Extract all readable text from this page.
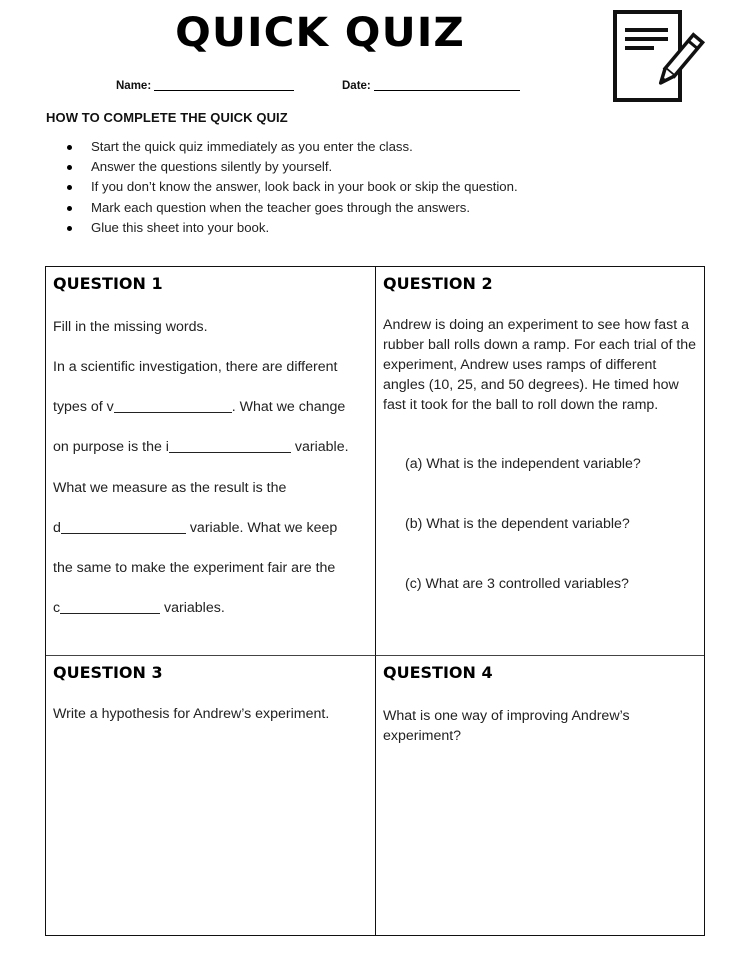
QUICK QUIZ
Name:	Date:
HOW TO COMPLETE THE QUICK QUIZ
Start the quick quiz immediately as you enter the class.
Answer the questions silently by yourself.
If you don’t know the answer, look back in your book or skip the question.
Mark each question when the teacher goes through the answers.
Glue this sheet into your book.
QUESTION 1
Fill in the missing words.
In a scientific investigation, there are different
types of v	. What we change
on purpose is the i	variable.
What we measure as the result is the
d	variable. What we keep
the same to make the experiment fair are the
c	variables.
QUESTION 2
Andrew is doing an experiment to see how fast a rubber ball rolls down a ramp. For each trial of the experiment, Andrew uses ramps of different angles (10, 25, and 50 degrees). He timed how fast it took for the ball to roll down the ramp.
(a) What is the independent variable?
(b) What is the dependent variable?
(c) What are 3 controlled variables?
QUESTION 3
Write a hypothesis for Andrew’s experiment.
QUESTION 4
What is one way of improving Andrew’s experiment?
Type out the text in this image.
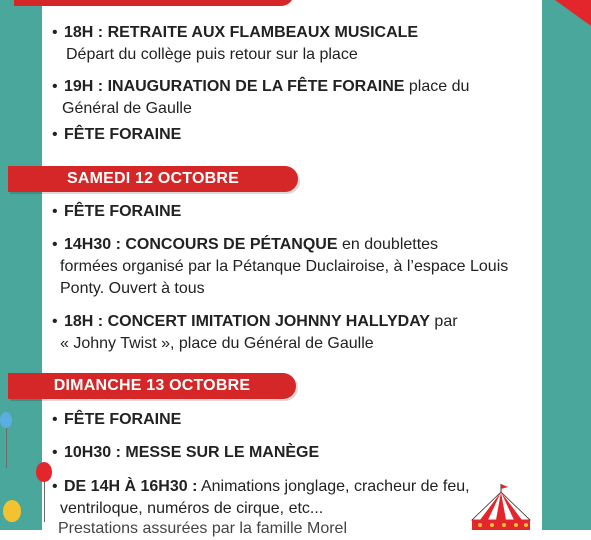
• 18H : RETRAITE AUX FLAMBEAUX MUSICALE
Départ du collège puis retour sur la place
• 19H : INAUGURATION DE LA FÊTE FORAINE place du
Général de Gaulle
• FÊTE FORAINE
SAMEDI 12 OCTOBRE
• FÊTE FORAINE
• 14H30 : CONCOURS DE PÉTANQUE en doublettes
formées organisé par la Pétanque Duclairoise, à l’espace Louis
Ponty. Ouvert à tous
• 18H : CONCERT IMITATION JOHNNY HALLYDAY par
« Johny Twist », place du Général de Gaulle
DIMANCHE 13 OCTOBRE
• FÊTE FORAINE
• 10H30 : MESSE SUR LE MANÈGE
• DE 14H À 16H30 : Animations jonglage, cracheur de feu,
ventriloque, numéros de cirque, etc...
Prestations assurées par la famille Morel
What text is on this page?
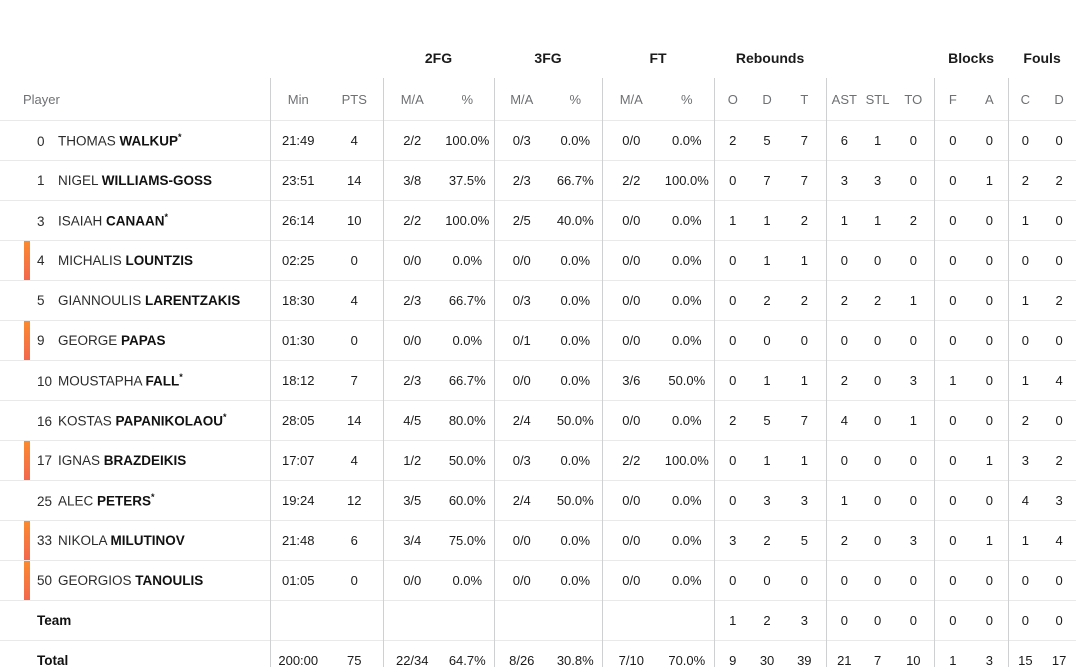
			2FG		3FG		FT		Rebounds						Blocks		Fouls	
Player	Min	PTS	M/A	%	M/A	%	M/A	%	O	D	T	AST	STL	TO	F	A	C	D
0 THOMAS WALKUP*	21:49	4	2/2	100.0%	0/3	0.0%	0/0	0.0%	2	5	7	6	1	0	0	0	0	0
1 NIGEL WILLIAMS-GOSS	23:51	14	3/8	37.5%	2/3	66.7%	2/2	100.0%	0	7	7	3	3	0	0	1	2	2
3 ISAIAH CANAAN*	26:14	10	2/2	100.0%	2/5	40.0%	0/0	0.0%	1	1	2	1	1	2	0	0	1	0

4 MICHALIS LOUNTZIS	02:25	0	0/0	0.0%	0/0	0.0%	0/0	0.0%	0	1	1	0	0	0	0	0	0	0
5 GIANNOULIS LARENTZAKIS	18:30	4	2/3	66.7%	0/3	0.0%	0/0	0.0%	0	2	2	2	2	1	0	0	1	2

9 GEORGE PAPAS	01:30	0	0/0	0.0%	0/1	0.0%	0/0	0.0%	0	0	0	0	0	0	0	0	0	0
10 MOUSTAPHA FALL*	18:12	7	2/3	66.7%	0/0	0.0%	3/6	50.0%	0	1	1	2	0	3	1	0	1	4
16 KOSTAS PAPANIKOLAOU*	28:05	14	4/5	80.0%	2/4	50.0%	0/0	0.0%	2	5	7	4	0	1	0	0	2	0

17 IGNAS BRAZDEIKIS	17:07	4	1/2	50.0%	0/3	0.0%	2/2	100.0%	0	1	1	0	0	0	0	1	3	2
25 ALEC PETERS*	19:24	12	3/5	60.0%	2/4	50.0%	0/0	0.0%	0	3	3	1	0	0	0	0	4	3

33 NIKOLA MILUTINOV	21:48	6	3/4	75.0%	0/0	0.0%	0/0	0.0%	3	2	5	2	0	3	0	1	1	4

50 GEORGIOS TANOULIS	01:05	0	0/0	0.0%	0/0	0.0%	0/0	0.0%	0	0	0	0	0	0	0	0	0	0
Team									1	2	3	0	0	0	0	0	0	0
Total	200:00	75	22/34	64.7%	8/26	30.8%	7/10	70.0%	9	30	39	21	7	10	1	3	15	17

= = =

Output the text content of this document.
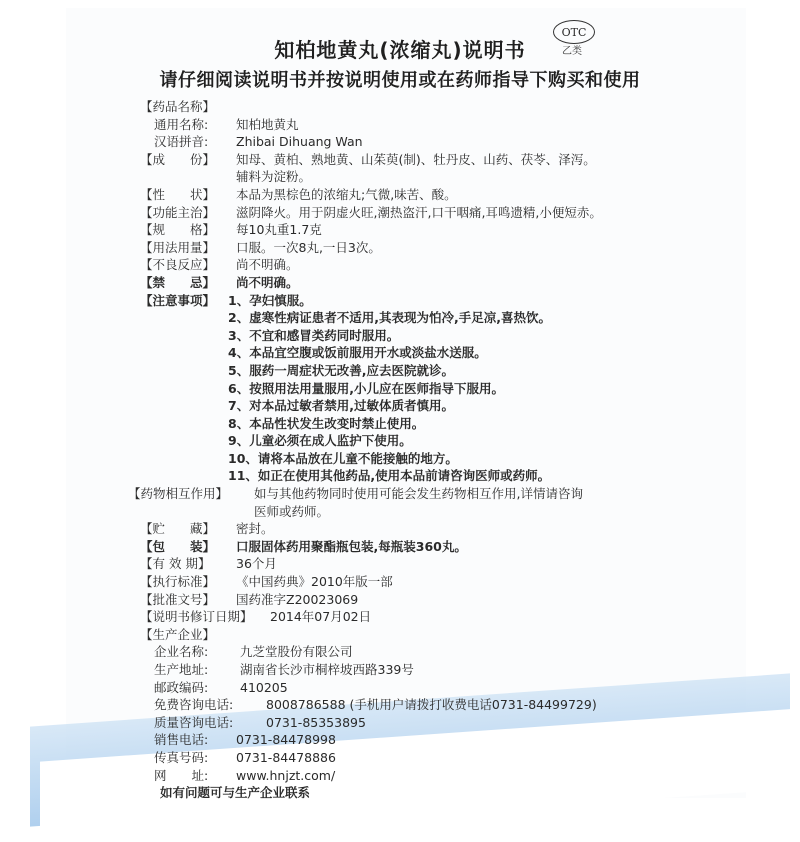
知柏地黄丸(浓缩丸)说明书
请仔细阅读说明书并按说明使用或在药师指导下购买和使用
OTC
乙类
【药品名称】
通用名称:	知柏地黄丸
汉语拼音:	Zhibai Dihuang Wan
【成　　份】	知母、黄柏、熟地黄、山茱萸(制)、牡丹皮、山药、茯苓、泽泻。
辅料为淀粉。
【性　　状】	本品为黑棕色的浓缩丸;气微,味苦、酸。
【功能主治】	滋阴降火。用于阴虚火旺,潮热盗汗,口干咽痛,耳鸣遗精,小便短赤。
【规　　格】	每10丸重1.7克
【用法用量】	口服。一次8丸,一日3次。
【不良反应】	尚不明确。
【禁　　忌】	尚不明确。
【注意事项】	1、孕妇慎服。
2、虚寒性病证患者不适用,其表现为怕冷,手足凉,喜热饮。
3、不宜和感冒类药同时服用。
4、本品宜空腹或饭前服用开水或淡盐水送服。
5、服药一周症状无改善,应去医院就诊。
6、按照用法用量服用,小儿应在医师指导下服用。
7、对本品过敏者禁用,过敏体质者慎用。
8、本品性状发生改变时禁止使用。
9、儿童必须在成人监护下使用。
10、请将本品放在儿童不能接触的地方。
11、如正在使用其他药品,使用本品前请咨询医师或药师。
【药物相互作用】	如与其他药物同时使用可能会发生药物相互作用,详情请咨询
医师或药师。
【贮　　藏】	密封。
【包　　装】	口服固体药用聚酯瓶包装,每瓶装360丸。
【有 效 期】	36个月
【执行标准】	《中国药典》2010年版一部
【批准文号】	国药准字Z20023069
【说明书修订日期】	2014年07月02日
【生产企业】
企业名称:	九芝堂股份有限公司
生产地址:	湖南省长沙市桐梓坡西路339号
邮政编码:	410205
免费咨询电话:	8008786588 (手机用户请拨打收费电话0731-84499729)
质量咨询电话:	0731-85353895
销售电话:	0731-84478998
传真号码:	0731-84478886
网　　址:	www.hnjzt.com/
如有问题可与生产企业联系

= = =

__GIVEN REQUEST__.
Give the number of lines above in which the word "variables" occurs, with nothing else.

__REPLY TO THE EXERCISE__.
2